◆ Direction
Extract every line below, verbatim.

Dataset entries on figures:
______________________________

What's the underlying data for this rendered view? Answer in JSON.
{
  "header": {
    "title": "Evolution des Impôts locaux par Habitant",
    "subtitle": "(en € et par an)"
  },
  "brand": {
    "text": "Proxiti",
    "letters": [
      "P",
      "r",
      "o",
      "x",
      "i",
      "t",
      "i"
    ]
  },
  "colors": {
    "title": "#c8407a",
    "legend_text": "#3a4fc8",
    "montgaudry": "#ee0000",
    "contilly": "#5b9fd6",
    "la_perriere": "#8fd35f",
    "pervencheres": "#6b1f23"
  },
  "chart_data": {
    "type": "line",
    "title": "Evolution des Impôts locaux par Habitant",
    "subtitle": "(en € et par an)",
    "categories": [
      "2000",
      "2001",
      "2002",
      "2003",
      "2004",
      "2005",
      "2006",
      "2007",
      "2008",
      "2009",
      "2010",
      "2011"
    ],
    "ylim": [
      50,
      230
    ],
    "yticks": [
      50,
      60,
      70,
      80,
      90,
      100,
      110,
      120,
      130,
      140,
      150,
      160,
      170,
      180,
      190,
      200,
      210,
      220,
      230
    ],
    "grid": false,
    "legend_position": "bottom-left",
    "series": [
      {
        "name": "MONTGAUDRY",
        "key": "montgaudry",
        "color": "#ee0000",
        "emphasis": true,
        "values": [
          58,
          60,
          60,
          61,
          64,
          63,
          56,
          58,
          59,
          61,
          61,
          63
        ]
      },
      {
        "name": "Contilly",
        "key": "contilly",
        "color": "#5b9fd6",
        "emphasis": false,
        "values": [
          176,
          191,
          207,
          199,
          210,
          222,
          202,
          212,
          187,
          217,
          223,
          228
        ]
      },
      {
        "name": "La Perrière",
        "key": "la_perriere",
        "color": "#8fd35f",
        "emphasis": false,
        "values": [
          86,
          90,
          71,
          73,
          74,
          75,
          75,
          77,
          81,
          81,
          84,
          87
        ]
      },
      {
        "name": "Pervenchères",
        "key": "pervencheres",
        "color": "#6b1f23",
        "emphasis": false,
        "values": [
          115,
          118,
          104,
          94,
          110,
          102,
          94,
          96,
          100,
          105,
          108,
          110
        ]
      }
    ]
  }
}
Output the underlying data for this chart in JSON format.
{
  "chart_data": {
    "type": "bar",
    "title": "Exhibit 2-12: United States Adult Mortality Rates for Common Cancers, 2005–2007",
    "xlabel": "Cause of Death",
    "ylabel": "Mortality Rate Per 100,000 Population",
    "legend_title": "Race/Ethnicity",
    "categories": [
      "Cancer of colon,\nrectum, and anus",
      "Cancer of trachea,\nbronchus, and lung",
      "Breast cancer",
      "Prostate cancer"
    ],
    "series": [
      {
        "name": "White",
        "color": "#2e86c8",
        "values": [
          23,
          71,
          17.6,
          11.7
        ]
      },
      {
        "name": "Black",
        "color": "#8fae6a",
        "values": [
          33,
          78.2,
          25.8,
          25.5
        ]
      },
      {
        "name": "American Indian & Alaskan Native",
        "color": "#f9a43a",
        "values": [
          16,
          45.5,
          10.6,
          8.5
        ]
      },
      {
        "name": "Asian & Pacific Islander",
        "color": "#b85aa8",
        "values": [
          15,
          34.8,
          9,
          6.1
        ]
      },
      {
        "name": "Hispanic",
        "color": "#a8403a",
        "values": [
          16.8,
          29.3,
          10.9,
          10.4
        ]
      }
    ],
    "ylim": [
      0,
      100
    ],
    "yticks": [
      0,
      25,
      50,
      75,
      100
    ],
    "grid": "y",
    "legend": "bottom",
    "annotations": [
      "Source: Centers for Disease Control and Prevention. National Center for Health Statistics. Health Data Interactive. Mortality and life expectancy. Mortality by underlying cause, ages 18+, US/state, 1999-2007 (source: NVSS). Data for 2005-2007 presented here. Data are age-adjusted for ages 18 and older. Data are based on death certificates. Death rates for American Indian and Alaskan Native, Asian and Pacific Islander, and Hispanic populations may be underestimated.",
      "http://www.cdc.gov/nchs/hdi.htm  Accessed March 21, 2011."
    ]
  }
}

______________________________

◆ Final result
What's the underlying data for this rendered view? Answer in JSON.
{
  "header": {
    "title": "Evolution des Impôts locaux par Habitant",
    "subtitle": "(en € et par an)"
  },
  "brand": {
    "text": "Proxiti",
    "letters": [
      "P",
      "r",
      "o",
      "x",
      "i",
      "t",
      "i"
    ]
  },
  "colors": {
    "title": "#c8407a",
    "legend_text": "#3a4fc8",
    "montgaudry": "#ee0000",
    "contilly": "#5b9fd6",
    "la_perriere": "#8fd35f",
    "pervencheres": "#6b1f23"
  },
  "chart_data": {
    "type": "line",
    "title": "Evolution des Impôts locaux par Habitant",
    "subtitle": "(en € et par an)",
    "categories": [
      "2000",
      "2001",
      "2002",
      "2003",
      "2004",
      "2005",
      "2006",
      "2007",
      "2008",
      "2009",
      "2010",
      "2011"
    ],
    "ylim": [
      50,
      230
    ],
    "yticks": [
      50,
      60,
      70,
      80,
      90,
      100,
      110,
      120,
      130,
      140,
      150,
      160,
      170,
      180,
      190,
      200,
      210,
      220,
      230
    ],
    "grid": false,
    "legend_position": "bottom-left",
    "series": [
      {
        "name": "MONTGAUDRY",
        "key": "montgaudry",
        "color": "#ee0000",
        "emphasis": true,
        "values": [
          58,
          60,
          60,
          61,
          64,
          63,
          56,
          58,
          59,
          61,
          61,
          63
        ]
      },
      {
        "name": "Contilly",
        "key": "contilly",
        "color": "#5b9fd6",
        "emphasis": false,
        "values": [
          176,
          191,
          207,
          199,
          210,
          222,
          202,
          212,
          187,
          217,
          223,
          228
        ]
      },
      {
        "name": "La Perrière",
        "key": "la_perriere",
        "color": "#8fd35f",
        "emphasis": false,
        "values": [
          86,
          90,
          71,
          73,
          74,
          75,
          75,
          77,
          81,
          81,
          84,
          87
        ]
      },
      {
        "name": "Pervenchères",
        "key": "pervencheres",
        "color": "#6b1f23",
        "emphasis": false,
        "values": [
          115,
          118,
          104,
          94,
          110,
          102,
          94,
          96,
          100,
          105,
          108,
          110
        ]
      }
    ]
  }
}
Output the underlying data for this chart in JSON format.
{
  "chart_data": {
    "type": "bar",
    "title": "Exhibit 2-12: United States Adult Mortality Rates for Common Cancers, 2005–2007",
    "xlabel": "Cause of Death",
    "ylabel": "Mortality Rate Per 100,000 Population",
    "legend_title": "Race/Ethnicity",
    "categories": [
      "Cancer of colon,\nrectum, and anus",
      "Cancer of trachea,\nbronchus, and lung",
      "Breast cancer",
      "Prostate cancer"
    ],
    "series": [
      {
        "name": "White",
        "color": "#2e86c8",
        "values": [
          23,
          71,
          17.6,
          11.7
        ]
      },
      {
        "name": "Black",
        "color": "#8fae6a",
        "values": [
          33,
          78.2,
          25.8,
          25.5
        ]
      },
      {
        "name": "American Indian & Alaskan Native",
        "color": "#f9a43a",
        "values": [
          16,
          45.5,
          10.6,
          8.5
        ]
      },
      {
        "name": "Asian & Pacific Islander",
        "color": "#b85aa8",
        "values": [
          15,
          34.8,
          9,
          6.1
        ]
      },
      {
        "name": "Hispanic",
        "color": "#a8403a",
        "values": [
          16.8,
          29.3,
          10.9,
          10.4
        ]
      }
    ],
    "ylim": [
      0,
      100
    ],
    "yticks": [
      0,
      25,
      50,
      75,
      100
    ],
    "grid": "y",
    "legend": "bottom",
    "annotations": [
      "Source: Centers for Disease Control and Prevention. National Center for Health Statistics. Health Data Interactive. Mortality and life expectancy. Mortality by underlying cause, ages 18+, US/state, 1999-2007 (source: NVSS). Data for 2005-2007 presented here. Data are age-adjusted for ages 18 and older. Data are based on death certificates. Death rates for American Indian and Alaskan Native, Asian and Pacific Islander, and Hispanic populations may be underestimated.",
      "http://www.cdc.gov/nchs/hdi.htm  Accessed March 21, 2011."
    ]
  }
}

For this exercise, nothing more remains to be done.